» **What to produce**: Copy out every line of the data below, character for character.

┄┄┄┄┄┄┄┄┄┄┄┄┄┄┄┄┄┄┄┄

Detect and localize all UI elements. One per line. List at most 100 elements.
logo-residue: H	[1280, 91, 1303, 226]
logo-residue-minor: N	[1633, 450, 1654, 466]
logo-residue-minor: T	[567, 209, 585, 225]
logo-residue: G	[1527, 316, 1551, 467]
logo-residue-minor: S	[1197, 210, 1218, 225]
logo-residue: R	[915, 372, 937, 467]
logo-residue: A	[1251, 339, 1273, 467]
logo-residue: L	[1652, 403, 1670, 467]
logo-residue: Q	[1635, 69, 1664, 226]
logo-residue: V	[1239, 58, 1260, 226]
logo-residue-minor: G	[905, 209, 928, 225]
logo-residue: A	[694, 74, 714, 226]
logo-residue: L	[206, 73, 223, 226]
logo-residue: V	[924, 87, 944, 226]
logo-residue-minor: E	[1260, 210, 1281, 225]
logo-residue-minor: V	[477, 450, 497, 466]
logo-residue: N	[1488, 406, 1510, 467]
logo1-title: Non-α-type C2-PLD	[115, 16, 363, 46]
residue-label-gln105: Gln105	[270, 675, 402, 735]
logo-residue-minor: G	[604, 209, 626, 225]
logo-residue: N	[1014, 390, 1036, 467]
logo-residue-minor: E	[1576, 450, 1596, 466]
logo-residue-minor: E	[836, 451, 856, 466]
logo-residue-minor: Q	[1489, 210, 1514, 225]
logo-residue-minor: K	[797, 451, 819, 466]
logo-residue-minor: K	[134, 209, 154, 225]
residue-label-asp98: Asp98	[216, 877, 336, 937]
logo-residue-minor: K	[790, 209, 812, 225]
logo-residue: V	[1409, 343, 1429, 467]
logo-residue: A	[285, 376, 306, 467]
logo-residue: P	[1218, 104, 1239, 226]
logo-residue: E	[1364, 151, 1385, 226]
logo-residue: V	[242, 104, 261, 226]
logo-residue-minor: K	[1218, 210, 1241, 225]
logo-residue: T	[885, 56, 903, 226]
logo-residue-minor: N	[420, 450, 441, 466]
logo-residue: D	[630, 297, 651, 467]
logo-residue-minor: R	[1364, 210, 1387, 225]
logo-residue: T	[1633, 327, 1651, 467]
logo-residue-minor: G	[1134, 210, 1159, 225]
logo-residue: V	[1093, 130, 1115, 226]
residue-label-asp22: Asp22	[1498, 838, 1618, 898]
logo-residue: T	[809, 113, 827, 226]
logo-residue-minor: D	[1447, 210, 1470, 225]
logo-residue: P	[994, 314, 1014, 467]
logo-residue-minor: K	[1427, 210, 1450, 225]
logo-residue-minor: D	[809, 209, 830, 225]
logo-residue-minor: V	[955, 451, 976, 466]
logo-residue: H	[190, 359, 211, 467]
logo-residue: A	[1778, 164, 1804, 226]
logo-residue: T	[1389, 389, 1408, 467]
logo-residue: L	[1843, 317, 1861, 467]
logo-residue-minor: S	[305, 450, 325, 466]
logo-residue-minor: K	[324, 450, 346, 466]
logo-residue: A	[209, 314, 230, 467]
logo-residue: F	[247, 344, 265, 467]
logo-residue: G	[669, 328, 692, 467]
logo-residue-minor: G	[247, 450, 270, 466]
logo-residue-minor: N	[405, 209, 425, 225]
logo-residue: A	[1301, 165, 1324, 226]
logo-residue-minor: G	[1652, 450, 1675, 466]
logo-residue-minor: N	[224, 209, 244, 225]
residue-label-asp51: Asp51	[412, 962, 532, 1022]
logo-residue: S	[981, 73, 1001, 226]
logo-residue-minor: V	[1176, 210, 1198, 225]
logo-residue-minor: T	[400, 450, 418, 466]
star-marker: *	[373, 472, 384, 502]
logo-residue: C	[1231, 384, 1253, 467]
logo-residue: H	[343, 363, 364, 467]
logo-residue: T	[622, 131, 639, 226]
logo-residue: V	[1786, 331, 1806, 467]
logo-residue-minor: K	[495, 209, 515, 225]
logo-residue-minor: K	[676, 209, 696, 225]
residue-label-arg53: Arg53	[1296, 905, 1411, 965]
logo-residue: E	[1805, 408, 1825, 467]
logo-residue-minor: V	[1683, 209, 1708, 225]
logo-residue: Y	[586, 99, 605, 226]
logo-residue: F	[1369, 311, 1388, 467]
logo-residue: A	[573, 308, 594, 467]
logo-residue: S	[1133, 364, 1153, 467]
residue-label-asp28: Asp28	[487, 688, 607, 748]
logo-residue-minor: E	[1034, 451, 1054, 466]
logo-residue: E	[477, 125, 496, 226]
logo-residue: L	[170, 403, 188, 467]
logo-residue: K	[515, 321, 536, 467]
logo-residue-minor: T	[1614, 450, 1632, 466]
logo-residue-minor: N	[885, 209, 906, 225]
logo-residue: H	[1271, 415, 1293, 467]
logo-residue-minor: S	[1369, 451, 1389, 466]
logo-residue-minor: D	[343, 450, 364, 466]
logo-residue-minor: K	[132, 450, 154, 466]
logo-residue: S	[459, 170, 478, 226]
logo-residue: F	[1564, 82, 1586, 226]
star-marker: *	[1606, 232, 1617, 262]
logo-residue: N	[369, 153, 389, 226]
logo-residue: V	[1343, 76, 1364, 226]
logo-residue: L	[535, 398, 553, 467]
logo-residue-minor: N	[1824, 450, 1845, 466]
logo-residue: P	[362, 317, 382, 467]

┄┄┄┄┄┄┄┄┄┄┄┄┄┄┄┄┄┄┄┄

» **Complete answer**:
Detect and localize all UI elements. One per line. List at most 100 elements.
logo-residue: H	[1280, 91, 1303, 226]
logo-residue-minor: N	[1633, 450, 1654, 466]
logo-residue-minor: T	[567, 209, 585, 225]
logo-residue: G	[1527, 316, 1551, 467]
logo-residue-minor: S	[1197, 210, 1218, 225]
logo-residue: R	[915, 372, 937, 467]
logo-residue: A	[1251, 339, 1273, 467]
logo-residue: L	[1652, 403, 1670, 467]
logo-residue: Q	[1635, 69, 1664, 226]
logo-residue: V	[1239, 58, 1260, 226]
logo-residue-minor: G	[905, 209, 928, 225]
logo-residue: A	[694, 74, 714, 226]
logo-residue: L	[206, 73, 223, 226]
logo-residue: V	[924, 87, 944, 226]
logo-residue-minor: E	[1260, 210, 1281, 225]
logo-residue-minor: V	[477, 450, 497, 466]
logo-residue: N	[1488, 406, 1510, 467]
logo1-title: Non-α-type C2-PLD	[115, 16, 363, 46]
residue-label-gln105: Gln105	[270, 675, 402, 735]
logo-residue-minor: G	[604, 209, 626, 225]
logo-residue: N	[1014, 390, 1036, 467]
logo-residue-minor: E	[1576, 450, 1596, 466]
logo-residue-minor: E	[836, 451, 856, 466]
logo-residue-minor: Q	[1489, 210, 1514, 225]
logo-residue-minor: K	[797, 451, 819, 466]
logo-residue-minor: K	[134, 209, 154, 225]
residue-label-asp98: Asp98	[216, 877, 336, 937]
logo-residue-minor: K	[790, 209, 812, 225]
logo-residue: V	[1409, 343, 1429, 467]
logo-residue: A	[285, 376, 306, 467]
logo-residue: P	[1218, 104, 1239, 226]
logo-residue: E	[1364, 151, 1385, 226]
logo-residue: V	[242, 104, 261, 226]
logo-residue-minor: K	[1218, 210, 1241, 225]
logo-residue: T	[885, 56, 903, 226]
logo-residue-minor: N	[420, 450, 441, 466]
logo-residue: D	[630, 297, 651, 467]
logo-residue-minor: R	[1364, 210, 1387, 225]
logo-residue: T	[1633, 327, 1651, 467]
logo-residue-minor: G	[1134, 210, 1159, 225]
logo-residue: V	[1093, 130, 1115, 226]
residue-label-asp22: Asp22	[1498, 838, 1618, 898]
logo-residue: T	[809, 113, 827, 226]
logo-residue-minor: D	[1447, 210, 1470, 225]
logo-residue: P	[994, 314, 1014, 467]
logo-residue-minor: K	[1427, 210, 1450, 225]
logo-residue-minor: D	[809, 209, 830, 225]
logo-residue-minor: V	[955, 451, 976, 466]
logo-residue: H	[190, 359, 211, 467]
logo-residue: A	[1778, 164, 1804, 226]
logo-residue: T	[1389, 389, 1408, 467]
logo-residue: L	[1843, 317, 1861, 467]
logo-residue-minor: S	[305, 450, 325, 466]
logo-residue-minor: K	[324, 450, 346, 466]
logo-residue: A	[209, 314, 230, 467]
logo-residue: F	[247, 344, 265, 467]
logo-residue: G	[669, 328, 692, 467]
logo-residue-minor: G	[247, 450, 270, 466]
logo-residue-minor: N	[405, 209, 425, 225]
logo-residue: A	[1301, 165, 1324, 226]
logo-residue-minor: G	[1652, 450, 1675, 466]
logo-residue-minor: N	[224, 209, 244, 225]
residue-label-asp51: Asp51	[412, 962, 532, 1022]
logo-residue: S	[981, 73, 1001, 226]
logo-residue-minor: V	[1176, 210, 1198, 225]
logo-residue-minor: T	[400, 450, 418, 466]
star-marker: *	[373, 472, 384, 502]
logo-residue: C	[1231, 384, 1253, 467]
logo-residue: H	[343, 363, 364, 467]
logo-residue: T	[622, 131, 639, 226]
logo-residue: V	[1786, 331, 1806, 467]
logo-residue-minor: K	[495, 209, 515, 225]
logo-residue-minor: K	[676, 209, 696, 225]
residue-label-arg53: Arg53	[1296, 905, 1411, 965]
logo-residue: E	[1805, 408, 1825, 467]
logo-residue-minor: V	[1683, 209, 1708, 225]
logo-residue: Y	[586, 99, 605, 226]
logo-residue: F	[1369, 311, 1388, 467]
logo-residue: A	[573, 308, 594, 467]
logo-residue: S	[1133, 364, 1153, 467]
residue-label-asp28: Asp28	[487, 688, 607, 748]
logo-residue-minor: E	[1034, 451, 1054, 466]
logo-residue: E	[477, 125, 496, 226]
logo-residue: L	[170, 403, 188, 467]
logo-residue: K	[515, 321, 536, 467]
logo-residue-minor: T	[1614, 450, 1632, 466]
logo-residue-minor: N	[885, 209, 906, 225]
logo-residue: H	[1271, 415, 1293, 467]
logo-residue-minor: S	[1369, 451, 1389, 466]
logo-residue-minor: D	[343, 450, 364, 466]
logo-residue-minor: K	[132, 450, 154, 466]
logo-residue: S	[459, 170, 478, 226]
logo-residue: F	[1564, 82, 1586, 226]
star-marker: *	[1606, 232, 1617, 262]
logo-residue: N	[369, 153, 389, 226]
logo-residue: V	[1343, 76, 1364, 226]
logo-residue: L	[535, 398, 553, 467]
logo-residue-minor: N	[1824, 450, 1845, 466]
logo-residue: P	[362, 317, 382, 467]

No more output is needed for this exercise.